Give as output the line that contains "What text is on this page?", followed by every remaining line of the entries, unchanged and with nothing added.

Collection entries:
= = =
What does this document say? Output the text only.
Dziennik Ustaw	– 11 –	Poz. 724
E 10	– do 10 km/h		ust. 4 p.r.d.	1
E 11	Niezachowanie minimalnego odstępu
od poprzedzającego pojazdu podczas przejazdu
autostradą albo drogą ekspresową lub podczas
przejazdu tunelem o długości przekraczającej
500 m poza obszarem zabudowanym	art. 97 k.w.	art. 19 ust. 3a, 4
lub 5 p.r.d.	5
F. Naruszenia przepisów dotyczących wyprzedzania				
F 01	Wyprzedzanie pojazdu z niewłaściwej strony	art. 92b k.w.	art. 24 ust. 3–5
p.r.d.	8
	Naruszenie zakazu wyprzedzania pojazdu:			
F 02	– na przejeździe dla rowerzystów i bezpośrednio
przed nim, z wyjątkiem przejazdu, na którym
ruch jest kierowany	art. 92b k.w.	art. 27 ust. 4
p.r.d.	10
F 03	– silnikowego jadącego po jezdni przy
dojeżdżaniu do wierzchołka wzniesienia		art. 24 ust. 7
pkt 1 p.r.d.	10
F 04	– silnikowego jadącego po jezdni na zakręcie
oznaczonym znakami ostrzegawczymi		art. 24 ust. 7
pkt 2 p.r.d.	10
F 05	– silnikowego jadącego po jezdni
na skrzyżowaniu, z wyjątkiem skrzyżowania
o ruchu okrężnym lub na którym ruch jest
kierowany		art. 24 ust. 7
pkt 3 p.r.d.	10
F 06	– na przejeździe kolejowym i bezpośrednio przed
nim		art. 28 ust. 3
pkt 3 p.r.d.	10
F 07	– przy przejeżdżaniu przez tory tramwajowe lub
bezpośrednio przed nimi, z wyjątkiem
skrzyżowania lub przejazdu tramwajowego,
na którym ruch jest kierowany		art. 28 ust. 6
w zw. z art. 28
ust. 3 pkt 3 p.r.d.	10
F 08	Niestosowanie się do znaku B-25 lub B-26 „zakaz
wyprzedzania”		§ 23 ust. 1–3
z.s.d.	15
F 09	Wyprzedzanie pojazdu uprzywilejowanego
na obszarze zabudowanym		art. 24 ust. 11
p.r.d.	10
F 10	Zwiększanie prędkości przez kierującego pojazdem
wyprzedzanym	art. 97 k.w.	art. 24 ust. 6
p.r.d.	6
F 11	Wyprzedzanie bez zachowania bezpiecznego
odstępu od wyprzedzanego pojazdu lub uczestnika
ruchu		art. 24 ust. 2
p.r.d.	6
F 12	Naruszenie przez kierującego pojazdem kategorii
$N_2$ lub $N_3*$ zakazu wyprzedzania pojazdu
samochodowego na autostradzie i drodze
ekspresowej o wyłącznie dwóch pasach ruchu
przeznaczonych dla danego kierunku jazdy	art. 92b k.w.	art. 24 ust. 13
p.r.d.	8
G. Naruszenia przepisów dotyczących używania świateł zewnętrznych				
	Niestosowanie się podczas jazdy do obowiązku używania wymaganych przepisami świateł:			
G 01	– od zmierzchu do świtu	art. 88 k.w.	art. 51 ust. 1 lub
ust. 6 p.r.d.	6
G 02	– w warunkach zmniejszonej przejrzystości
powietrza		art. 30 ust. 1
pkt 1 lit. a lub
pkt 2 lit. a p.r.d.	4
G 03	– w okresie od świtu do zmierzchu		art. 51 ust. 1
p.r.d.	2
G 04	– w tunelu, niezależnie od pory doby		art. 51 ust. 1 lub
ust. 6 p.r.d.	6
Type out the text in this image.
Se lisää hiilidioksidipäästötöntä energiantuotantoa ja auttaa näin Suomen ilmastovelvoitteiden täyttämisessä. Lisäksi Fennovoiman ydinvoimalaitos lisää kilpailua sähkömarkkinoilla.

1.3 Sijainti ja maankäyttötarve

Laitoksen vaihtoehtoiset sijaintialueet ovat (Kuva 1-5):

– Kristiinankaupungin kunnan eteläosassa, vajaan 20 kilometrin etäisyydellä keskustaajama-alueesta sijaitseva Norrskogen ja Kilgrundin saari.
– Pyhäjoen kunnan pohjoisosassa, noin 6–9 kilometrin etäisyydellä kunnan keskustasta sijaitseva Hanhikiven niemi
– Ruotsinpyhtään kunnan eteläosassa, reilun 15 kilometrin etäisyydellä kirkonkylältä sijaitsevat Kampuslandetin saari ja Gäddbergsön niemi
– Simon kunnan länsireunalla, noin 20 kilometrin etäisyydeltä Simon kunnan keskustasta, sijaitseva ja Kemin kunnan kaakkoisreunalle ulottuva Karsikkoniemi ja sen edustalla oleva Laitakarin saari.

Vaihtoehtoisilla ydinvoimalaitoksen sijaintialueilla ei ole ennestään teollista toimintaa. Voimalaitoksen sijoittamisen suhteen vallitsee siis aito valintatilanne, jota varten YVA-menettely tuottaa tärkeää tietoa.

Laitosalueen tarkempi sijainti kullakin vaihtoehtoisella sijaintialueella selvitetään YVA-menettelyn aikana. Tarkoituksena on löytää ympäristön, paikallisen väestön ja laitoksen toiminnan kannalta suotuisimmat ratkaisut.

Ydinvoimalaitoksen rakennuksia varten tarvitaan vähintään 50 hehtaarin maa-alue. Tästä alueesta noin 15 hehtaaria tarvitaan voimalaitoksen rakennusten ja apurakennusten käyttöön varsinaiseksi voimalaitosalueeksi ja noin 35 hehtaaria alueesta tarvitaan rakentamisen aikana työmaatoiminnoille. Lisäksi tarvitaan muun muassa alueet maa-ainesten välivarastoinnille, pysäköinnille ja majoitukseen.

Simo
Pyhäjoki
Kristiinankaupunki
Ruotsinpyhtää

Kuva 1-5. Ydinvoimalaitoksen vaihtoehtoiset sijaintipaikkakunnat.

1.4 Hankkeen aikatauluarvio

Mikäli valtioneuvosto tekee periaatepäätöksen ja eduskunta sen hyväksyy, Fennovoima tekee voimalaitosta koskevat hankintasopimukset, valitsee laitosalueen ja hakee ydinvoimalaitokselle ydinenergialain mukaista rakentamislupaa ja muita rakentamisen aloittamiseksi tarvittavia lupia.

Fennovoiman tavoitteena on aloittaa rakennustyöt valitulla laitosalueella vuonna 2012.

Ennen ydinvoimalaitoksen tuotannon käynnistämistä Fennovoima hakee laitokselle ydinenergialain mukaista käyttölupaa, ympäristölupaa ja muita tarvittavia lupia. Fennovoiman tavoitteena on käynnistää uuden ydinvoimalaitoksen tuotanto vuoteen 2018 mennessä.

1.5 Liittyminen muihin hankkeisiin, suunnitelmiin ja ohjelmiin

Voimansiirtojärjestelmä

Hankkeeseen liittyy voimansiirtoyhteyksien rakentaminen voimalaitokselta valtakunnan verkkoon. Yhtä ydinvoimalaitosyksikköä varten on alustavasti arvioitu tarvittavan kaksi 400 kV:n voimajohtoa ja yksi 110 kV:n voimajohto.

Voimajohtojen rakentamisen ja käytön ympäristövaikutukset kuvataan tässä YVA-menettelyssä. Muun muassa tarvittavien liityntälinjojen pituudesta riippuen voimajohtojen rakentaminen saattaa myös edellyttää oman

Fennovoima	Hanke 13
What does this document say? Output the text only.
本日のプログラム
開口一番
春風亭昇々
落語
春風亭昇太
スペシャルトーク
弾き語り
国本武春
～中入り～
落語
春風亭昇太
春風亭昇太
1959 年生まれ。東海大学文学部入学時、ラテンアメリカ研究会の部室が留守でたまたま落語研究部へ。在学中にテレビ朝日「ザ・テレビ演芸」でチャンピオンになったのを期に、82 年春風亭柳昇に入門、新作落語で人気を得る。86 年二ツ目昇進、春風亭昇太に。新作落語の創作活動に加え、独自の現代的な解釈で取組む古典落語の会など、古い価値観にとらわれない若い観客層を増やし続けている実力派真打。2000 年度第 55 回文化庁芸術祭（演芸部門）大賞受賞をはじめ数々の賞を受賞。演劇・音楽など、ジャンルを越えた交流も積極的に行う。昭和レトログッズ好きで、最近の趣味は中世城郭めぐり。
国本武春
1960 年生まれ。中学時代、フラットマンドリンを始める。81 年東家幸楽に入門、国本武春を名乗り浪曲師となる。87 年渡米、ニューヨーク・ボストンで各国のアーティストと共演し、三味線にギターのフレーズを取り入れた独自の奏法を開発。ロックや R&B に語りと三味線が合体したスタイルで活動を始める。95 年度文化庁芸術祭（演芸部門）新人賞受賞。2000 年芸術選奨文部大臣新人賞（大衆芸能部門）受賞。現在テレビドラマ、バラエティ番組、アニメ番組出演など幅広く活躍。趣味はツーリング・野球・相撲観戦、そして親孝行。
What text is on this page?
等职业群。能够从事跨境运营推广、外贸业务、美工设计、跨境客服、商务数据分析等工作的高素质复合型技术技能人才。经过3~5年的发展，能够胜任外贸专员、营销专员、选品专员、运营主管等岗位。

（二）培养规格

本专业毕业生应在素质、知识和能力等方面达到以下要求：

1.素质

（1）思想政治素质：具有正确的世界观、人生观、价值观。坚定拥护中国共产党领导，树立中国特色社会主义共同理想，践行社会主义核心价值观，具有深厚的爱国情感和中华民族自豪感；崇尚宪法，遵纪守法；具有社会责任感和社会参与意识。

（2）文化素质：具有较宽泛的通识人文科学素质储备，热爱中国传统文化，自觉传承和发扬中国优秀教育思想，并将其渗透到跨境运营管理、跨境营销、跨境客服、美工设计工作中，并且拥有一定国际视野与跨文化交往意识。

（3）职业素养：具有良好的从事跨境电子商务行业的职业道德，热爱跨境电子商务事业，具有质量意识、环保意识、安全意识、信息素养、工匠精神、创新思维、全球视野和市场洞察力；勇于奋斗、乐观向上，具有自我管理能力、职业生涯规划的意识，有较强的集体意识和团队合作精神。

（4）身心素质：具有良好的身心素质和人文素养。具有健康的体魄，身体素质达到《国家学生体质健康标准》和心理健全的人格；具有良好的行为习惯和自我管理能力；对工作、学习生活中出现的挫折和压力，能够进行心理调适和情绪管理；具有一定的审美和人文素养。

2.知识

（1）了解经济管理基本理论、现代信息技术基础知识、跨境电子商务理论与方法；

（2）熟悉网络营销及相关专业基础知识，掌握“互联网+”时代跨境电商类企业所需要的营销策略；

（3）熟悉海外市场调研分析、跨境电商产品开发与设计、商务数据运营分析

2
= = =
### [Final result]
What text is on this page?
等职业群。能够从事跨境运营推广、外贸业务、美工设计、跨境客服、商务数据分析等工作的高素质复合型技术技能人才。经过3~5年的发展，能够胜任外贸专员、营销专员、选品专员、运营主管等岗位。

（二）培养规格

本专业毕业生应在素质、知识和能力等方面达到以下要求：

1.素质

（1）思想政治素质：具有正确的世界观、人生观、价值观。坚定拥护中国共产党领导，树立中国特色社会主义共同理想，践行社会主义核心价值观，具有深厚的爱国情感和中华民族自豪感；崇尚宪法，遵纪守法；具有社会责任感和社会参与意识。

（2）文化素质：具有较宽泛的通识人文科学素质储备，热爱中国传统文化，自觉传承和发扬中国优秀教育思想，并将其渗透到跨境运营管理、跨境营销、跨境客服、美工设计工作中，并且拥有一定国际视野与跨文化交往意识。

（3）职业素养：具有良好的从事跨境电子商务行业的职业道德，热爱跨境电子商务事业，具有质量意识、环保意识、安全意识、信息素养、工匠精神、创新思维、全球视野和市场洞察力；勇于奋斗、乐观向上，具有自我管理能力、职业生涯规划的意识，有较强的集体意识和团队合作精神。

（4）身心素质：具有良好的身心素质和人文素养。具有健康的体魄，身体素质达到《国家学生体质健康标准》和心理健全的人格；具有良好的行为习惯和自我管理能力；对工作、学习生活中出现的挫折和压力，能够进行心理调适和情绪管理；具有一定的审美和人文素养。

2.知识

（1）了解经济管理基本理论、现代信息技术基础知识、跨境电子商务理论与方法；

（2）熟悉网络营销及相关专业基础知识，掌握“互联网+”时代跨境电商类企业所需要的营销策略；

（3）熟悉海外市场调研分析、跨境电商产品开发与设计、商务数据运营分析

2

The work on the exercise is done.